Entries from a dataset of interfaces
^^^^^^^^
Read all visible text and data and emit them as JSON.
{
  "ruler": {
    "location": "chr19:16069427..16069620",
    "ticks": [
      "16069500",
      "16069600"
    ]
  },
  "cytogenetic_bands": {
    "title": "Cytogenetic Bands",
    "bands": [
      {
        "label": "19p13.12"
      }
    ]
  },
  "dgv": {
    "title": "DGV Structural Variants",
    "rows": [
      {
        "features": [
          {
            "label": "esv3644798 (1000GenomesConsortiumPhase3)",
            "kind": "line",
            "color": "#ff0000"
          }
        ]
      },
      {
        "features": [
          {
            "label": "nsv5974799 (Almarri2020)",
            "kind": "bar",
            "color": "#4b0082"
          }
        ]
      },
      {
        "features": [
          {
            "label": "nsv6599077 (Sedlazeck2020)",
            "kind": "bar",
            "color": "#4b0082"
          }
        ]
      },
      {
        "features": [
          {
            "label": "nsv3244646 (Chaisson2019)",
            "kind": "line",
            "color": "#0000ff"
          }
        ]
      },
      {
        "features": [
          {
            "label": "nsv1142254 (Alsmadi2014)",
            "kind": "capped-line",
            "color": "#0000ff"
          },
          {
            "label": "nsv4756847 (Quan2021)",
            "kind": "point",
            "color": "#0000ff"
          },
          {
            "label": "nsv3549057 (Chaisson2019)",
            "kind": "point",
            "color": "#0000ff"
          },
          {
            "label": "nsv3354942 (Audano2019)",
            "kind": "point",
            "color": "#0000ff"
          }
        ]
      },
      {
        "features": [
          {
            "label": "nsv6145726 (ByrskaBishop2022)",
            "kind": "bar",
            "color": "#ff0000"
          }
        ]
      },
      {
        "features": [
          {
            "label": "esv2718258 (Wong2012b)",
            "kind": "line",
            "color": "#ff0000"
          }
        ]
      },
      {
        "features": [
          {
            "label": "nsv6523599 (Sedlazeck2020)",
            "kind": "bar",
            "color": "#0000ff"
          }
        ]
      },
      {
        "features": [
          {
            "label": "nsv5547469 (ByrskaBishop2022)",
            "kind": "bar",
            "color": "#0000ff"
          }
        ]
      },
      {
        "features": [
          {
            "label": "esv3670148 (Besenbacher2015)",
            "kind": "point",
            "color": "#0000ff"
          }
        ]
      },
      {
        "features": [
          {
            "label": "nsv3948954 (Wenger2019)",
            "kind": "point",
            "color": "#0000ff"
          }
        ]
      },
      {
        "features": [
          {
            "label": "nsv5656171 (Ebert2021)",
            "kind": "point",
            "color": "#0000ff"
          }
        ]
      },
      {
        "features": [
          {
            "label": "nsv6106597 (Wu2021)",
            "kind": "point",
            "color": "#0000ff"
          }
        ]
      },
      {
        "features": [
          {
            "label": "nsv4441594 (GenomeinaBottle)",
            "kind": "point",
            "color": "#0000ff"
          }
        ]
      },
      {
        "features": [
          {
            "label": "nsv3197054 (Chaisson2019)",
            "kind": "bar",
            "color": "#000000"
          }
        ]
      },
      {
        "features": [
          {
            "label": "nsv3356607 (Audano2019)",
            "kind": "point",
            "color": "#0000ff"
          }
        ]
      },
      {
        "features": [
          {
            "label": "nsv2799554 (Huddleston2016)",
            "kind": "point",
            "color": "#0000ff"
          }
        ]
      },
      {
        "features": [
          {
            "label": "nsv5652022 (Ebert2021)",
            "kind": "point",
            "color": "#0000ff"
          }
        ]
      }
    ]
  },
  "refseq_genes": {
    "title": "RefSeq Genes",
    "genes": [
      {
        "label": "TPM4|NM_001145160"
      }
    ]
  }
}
^^^^^^^^
Every line that holds the word "title" should be copied from the records above.

    "title": "Cytogenetic Bands",
    "title": "DGV Structural Variants",
    "title": "RefSeq Genes",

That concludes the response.